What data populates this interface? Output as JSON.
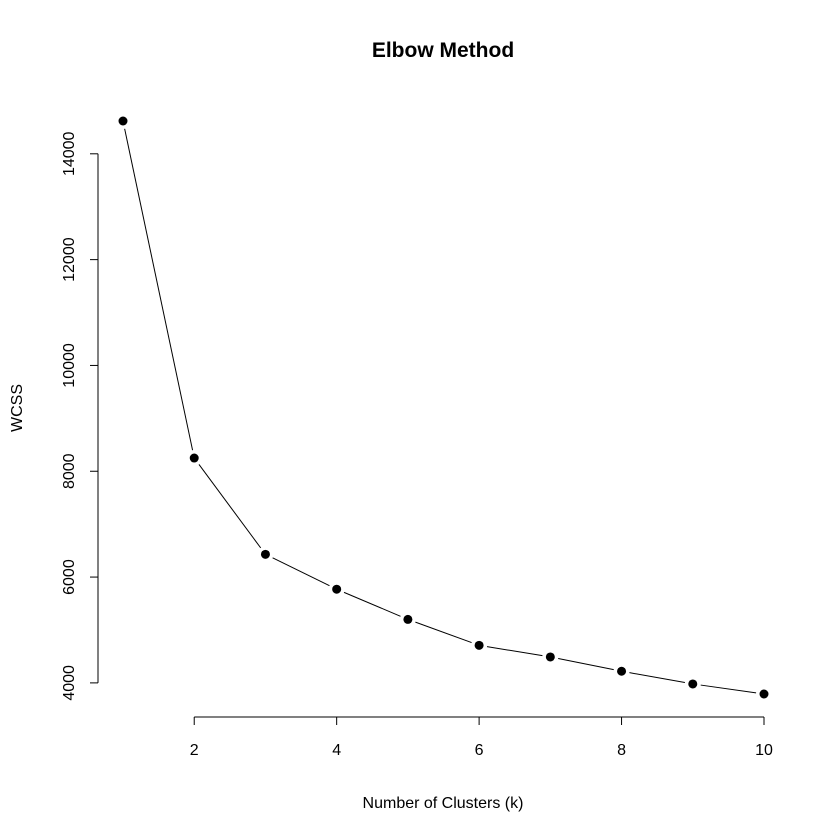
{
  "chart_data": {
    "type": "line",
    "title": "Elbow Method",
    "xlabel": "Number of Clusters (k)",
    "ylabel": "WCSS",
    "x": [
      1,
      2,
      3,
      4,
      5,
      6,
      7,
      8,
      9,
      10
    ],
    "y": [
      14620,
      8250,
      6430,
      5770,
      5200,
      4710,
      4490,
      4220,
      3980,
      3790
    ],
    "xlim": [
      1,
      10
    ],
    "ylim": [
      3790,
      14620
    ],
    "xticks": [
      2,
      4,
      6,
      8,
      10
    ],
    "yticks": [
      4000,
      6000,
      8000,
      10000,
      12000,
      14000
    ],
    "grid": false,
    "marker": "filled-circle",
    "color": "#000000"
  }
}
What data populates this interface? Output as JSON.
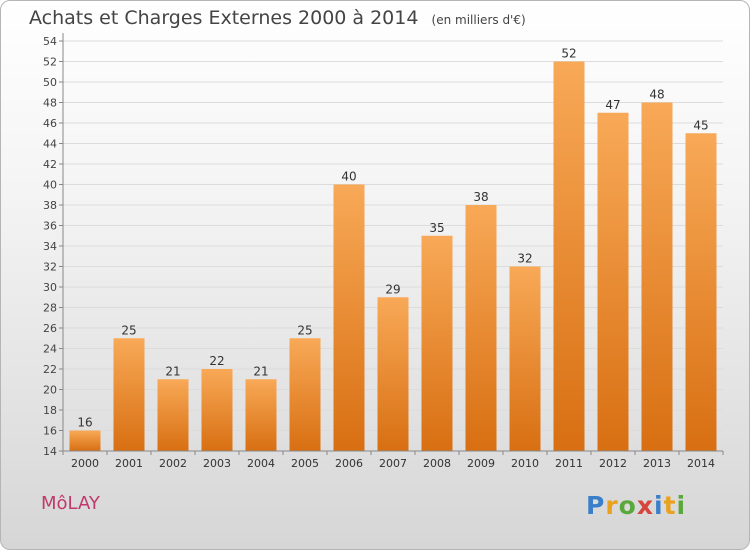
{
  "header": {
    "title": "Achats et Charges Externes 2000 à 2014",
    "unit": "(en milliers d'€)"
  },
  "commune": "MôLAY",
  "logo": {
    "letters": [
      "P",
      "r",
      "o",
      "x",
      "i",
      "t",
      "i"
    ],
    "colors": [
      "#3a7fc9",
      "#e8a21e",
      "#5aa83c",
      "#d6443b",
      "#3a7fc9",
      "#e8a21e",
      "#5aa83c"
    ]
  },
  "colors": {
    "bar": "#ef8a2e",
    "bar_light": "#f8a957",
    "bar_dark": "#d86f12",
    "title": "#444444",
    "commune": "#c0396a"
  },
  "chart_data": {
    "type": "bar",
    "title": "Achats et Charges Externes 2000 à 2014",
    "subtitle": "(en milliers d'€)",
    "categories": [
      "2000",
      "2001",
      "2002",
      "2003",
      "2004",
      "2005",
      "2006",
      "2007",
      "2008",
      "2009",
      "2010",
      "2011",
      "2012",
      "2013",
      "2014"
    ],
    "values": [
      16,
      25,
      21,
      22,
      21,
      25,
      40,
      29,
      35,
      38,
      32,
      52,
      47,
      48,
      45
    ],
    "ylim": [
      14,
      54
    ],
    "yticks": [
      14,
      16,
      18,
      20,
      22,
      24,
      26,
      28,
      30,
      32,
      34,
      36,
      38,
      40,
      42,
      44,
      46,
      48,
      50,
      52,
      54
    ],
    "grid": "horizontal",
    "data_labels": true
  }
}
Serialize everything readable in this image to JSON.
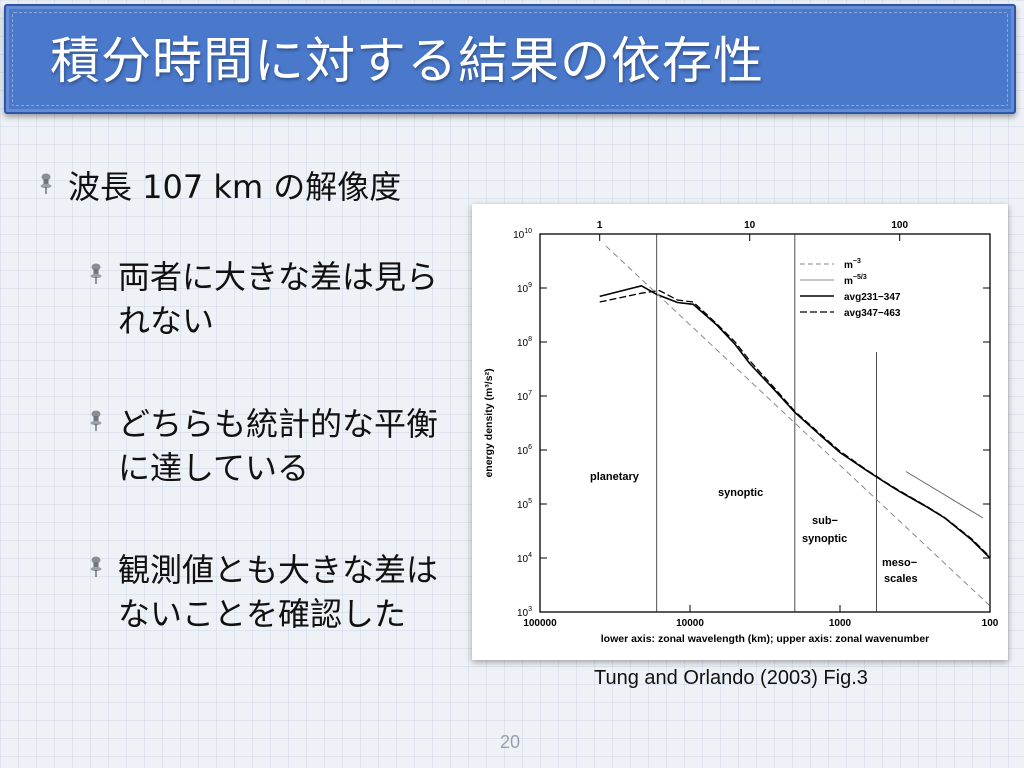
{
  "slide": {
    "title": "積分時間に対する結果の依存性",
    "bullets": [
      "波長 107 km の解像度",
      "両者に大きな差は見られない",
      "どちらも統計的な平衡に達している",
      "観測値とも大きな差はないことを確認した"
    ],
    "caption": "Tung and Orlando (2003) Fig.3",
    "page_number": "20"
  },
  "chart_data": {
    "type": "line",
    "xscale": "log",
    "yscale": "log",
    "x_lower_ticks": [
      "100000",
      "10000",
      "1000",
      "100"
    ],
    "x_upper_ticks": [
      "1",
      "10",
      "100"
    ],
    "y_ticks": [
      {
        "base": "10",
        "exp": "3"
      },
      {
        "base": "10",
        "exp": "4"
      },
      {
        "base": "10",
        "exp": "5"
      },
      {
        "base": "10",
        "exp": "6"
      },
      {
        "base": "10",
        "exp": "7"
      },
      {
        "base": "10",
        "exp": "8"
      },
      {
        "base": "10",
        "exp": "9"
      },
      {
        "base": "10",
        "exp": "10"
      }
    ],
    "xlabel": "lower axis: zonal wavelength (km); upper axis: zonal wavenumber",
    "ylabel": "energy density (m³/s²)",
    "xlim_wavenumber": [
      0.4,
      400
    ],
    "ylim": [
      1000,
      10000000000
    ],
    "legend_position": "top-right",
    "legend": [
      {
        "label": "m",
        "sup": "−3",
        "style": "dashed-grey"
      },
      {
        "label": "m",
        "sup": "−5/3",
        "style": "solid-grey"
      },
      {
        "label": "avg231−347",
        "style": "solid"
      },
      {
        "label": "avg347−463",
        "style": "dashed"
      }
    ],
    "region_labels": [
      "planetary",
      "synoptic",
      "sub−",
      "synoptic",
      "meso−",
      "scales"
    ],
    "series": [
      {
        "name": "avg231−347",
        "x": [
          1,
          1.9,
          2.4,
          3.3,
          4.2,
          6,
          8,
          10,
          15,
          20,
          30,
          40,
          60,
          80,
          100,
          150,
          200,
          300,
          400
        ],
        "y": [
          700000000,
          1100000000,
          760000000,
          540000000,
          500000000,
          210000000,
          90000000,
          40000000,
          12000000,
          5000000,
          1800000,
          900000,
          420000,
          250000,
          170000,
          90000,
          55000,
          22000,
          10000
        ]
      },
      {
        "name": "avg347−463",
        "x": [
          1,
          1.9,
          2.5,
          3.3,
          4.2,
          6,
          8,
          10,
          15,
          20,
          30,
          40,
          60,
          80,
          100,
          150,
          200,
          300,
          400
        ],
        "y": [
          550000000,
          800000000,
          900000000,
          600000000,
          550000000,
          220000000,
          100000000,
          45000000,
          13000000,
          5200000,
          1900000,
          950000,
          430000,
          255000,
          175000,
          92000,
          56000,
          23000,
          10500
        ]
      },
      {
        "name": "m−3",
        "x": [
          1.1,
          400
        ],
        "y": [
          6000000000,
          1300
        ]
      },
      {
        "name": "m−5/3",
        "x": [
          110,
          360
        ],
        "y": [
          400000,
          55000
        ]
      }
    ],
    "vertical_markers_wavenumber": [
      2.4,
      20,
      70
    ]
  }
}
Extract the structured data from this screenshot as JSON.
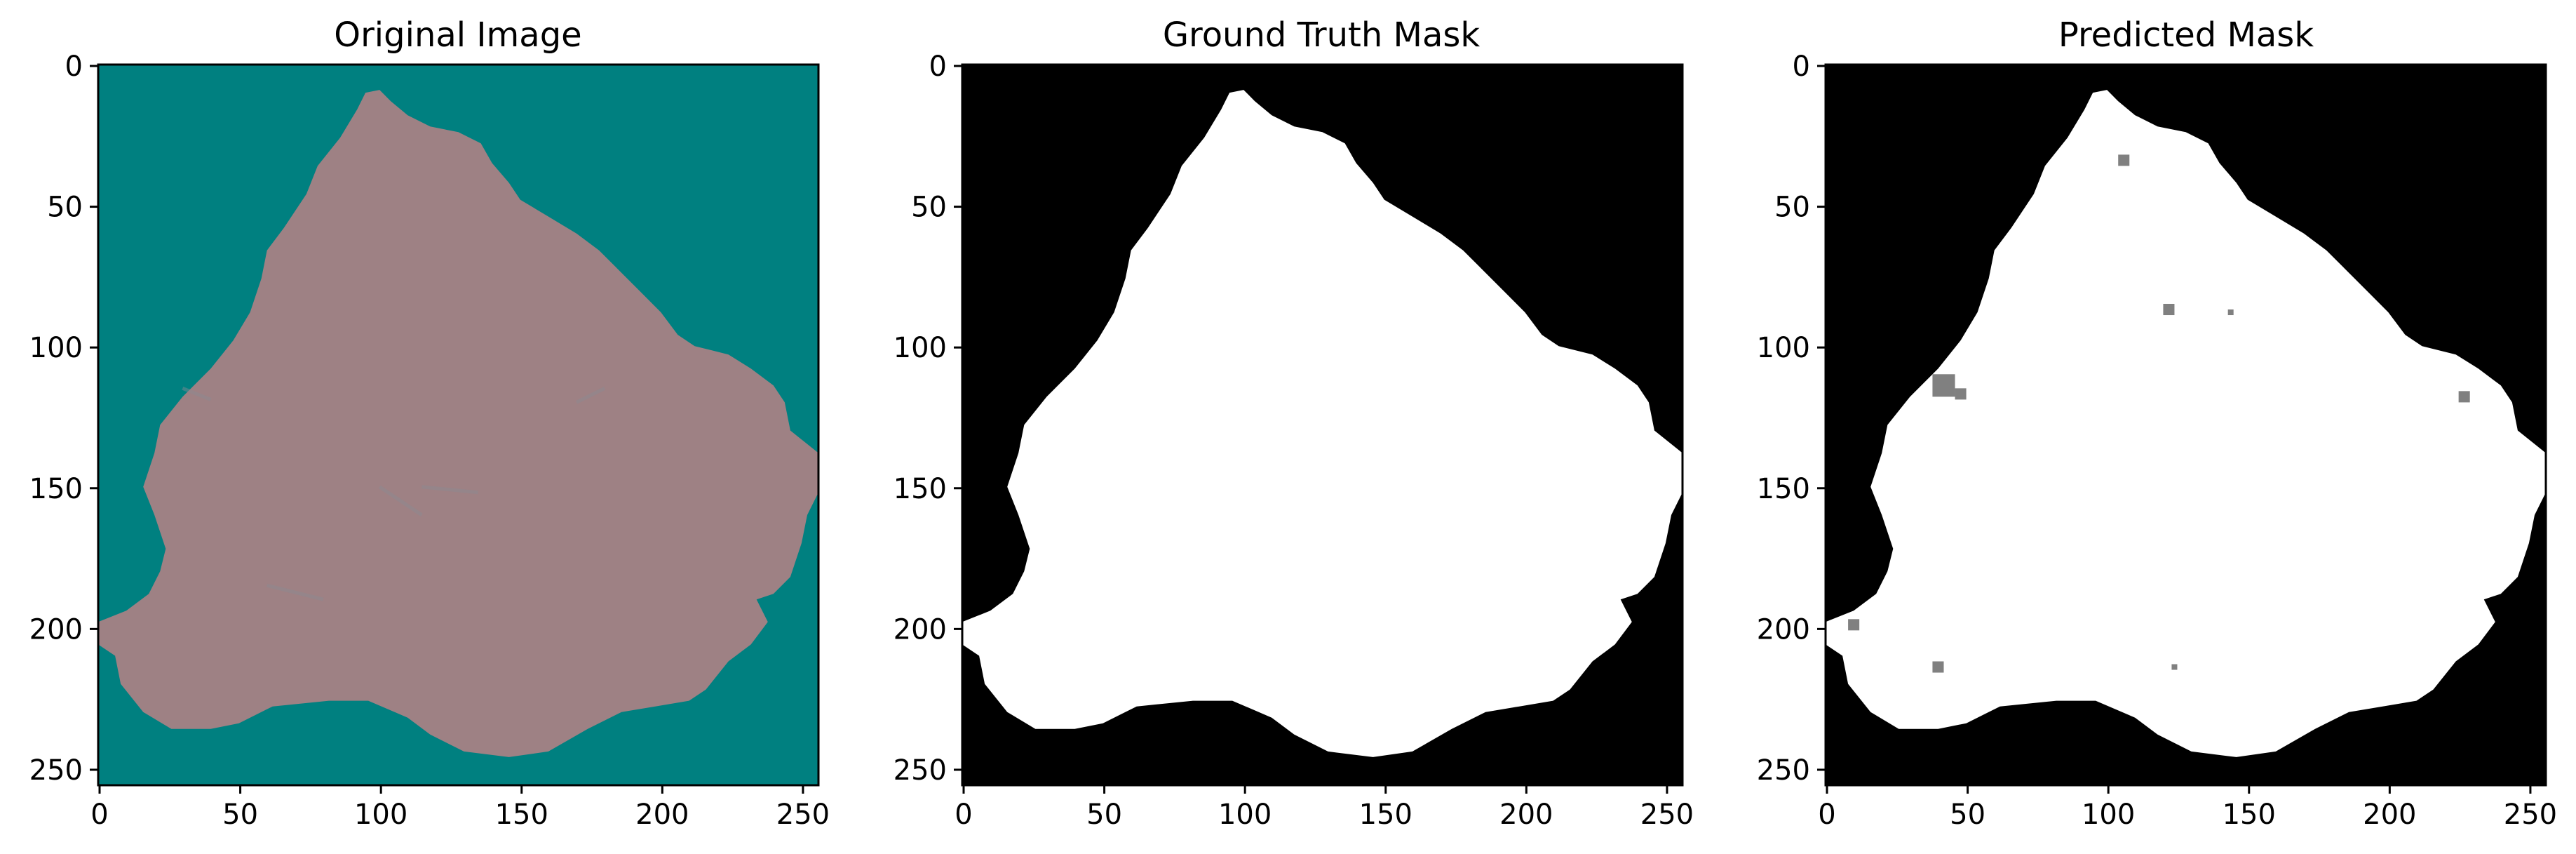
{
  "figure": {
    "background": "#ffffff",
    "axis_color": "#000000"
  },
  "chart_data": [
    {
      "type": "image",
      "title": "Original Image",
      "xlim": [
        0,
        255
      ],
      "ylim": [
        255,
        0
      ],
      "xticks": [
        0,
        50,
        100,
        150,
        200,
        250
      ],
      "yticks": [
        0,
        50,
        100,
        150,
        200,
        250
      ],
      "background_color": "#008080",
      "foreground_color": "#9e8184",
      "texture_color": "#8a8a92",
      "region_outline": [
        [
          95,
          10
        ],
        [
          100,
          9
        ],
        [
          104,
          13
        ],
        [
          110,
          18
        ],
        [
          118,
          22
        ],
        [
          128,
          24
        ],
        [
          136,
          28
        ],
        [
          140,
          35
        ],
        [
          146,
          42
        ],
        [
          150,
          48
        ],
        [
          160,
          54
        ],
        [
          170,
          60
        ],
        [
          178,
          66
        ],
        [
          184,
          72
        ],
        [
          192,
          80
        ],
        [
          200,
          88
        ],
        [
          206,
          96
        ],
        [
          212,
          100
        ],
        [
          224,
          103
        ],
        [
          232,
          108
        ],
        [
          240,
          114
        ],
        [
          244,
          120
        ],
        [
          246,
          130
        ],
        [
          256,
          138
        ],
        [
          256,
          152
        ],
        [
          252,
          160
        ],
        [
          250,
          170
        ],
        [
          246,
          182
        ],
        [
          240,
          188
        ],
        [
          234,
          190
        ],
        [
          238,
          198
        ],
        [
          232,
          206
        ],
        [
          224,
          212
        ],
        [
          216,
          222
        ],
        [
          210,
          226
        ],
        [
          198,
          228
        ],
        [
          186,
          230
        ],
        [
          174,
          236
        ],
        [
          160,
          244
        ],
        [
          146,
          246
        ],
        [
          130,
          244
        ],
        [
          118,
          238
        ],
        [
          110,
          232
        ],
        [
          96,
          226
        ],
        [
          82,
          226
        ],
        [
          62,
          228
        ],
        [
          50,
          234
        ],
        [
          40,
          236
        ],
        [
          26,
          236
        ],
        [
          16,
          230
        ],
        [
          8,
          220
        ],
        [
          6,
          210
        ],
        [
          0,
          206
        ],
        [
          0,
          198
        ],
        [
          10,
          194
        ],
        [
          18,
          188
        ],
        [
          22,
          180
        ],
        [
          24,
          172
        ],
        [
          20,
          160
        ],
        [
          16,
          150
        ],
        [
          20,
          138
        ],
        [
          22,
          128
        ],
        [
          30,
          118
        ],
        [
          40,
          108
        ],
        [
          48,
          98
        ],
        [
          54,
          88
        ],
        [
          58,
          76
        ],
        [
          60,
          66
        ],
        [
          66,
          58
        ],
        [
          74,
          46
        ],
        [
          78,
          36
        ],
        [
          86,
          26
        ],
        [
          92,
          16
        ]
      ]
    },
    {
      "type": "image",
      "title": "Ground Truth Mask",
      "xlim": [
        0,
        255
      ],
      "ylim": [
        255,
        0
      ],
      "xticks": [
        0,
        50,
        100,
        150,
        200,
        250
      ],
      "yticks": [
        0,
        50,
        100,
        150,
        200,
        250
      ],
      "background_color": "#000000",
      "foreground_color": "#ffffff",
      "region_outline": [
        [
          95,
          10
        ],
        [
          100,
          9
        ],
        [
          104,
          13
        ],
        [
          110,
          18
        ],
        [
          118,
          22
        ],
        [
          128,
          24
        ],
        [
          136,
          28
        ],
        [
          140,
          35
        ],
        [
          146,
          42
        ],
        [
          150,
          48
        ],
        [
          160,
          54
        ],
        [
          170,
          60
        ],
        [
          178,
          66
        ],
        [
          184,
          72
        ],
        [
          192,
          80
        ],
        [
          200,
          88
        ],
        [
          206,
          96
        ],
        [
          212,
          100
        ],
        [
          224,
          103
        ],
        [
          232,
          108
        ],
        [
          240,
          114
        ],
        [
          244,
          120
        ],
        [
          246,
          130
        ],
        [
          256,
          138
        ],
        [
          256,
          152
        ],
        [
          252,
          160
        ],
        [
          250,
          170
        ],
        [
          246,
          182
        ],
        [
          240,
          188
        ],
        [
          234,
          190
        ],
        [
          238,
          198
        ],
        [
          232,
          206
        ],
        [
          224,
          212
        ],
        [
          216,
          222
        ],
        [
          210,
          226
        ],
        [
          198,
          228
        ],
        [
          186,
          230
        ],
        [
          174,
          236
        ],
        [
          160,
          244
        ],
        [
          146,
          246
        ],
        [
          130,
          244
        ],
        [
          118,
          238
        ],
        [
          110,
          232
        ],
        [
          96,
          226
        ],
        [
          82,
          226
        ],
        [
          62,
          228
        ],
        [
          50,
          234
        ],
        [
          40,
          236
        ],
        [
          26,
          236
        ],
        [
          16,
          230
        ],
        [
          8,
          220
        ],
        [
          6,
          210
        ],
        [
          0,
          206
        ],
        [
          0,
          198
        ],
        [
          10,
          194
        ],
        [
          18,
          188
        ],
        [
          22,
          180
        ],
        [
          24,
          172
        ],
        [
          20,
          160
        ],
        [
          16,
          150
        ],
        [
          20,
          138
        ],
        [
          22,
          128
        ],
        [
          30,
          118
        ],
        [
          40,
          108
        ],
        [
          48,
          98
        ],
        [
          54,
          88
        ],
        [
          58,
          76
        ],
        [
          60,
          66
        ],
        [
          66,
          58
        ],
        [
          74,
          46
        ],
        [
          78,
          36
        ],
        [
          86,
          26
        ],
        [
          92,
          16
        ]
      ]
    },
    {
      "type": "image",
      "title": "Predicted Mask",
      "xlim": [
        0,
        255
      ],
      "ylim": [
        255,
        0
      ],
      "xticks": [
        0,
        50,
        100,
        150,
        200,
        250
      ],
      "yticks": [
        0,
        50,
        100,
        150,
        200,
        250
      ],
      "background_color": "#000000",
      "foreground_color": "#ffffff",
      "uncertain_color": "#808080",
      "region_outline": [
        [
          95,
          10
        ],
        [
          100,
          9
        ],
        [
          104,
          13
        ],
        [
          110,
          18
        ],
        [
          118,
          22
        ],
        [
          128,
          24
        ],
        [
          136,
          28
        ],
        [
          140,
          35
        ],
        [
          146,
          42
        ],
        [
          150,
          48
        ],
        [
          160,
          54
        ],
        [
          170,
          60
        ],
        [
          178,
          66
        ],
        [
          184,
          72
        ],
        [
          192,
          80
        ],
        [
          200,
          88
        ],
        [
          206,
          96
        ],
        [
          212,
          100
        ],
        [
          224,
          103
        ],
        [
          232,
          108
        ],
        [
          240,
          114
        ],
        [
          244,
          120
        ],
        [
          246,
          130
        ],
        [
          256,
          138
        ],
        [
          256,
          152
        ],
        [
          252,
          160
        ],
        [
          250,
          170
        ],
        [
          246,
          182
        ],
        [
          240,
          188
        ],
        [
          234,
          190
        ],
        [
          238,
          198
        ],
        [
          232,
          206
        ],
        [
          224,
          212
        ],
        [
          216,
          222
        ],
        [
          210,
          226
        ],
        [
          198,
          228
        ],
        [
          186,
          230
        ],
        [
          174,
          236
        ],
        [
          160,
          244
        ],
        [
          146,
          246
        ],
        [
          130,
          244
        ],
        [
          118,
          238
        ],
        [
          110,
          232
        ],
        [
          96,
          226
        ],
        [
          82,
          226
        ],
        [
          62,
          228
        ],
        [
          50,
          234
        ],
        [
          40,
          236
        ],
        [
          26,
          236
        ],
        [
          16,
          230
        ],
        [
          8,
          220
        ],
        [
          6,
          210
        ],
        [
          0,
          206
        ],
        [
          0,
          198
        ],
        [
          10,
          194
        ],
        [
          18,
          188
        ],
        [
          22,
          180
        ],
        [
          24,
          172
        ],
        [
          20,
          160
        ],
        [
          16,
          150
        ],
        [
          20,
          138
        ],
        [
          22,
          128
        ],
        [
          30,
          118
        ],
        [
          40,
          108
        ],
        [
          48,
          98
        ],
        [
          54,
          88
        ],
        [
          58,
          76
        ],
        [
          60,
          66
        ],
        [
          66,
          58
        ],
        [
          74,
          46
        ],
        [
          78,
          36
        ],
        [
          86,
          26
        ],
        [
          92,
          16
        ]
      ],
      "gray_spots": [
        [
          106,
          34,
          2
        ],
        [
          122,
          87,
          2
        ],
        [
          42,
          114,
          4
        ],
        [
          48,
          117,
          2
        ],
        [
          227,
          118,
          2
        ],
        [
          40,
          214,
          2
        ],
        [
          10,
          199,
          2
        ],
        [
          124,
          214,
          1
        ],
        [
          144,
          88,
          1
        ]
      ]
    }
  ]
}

## Goal
Look through the material above and pick out each line holding the word "this".

## Written response
What data populates this interface? Output as JSON.
What data populates this interface? Output as JSON.
Serialize everything readable in this image to JSON.
Extract the structured data from this screenshot as JSON.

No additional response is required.